── RECORD EXTRACTS

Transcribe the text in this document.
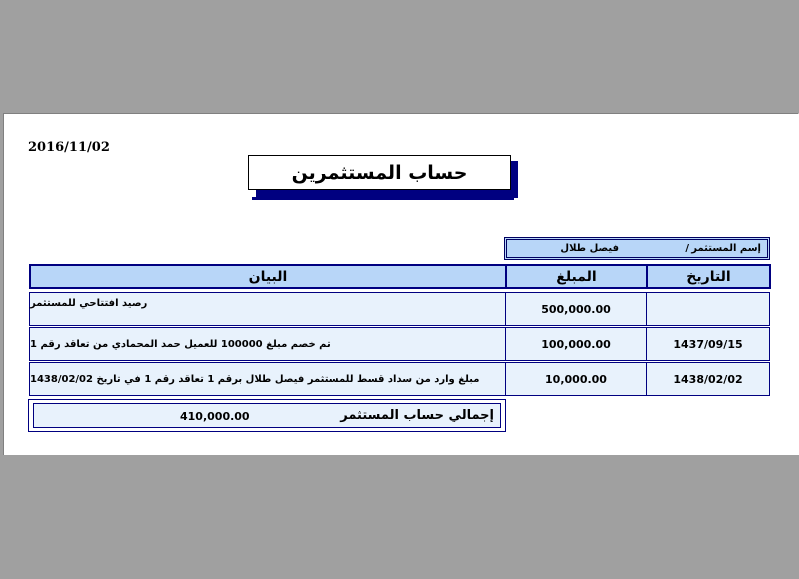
2016/11/02
حساب المستثمرين
إسم المستثمر
/
فيصل طلال
التاريخ
المبلغ
البيان
500,000.00
رصيد افتتاحي للمستثمر
1437/09/15
100,000.00
تم خصم مبلغ 100000 للعميل حمد المحمادي من تعاقد رقم 1
1438/02/02
10,000.00
مبلغ وارد من سداد قسط للمستثمر فيصل طلال برقم 1 تعاقد رقم 1 في تاريخ 1438/02/02
إجمالي حساب المستثمر
410,000.00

────

WRITTEN INSTRUCTION
Repeat the data in full and exactly. Omit pictures.

RESPONSE
Transcribe the text in this document.
2016/11/02
حساب المستثمرين
إسم المستثمر
/
فيصل طلال
التاريخ
المبلغ
البيان
500,000.00
رصيد افتتاحي للمستثمر
1437/09/15
100,000.00
تم خصم مبلغ 100000 للعميل حمد المحمادي من تعاقد رقم 1
1438/02/02
10,000.00
مبلغ وارد من سداد قسط للمستثمر فيصل طلال برقم 1 تعاقد رقم 1 في تاريخ 1438/02/02
إجمالي حساب المستثمر
410,000.00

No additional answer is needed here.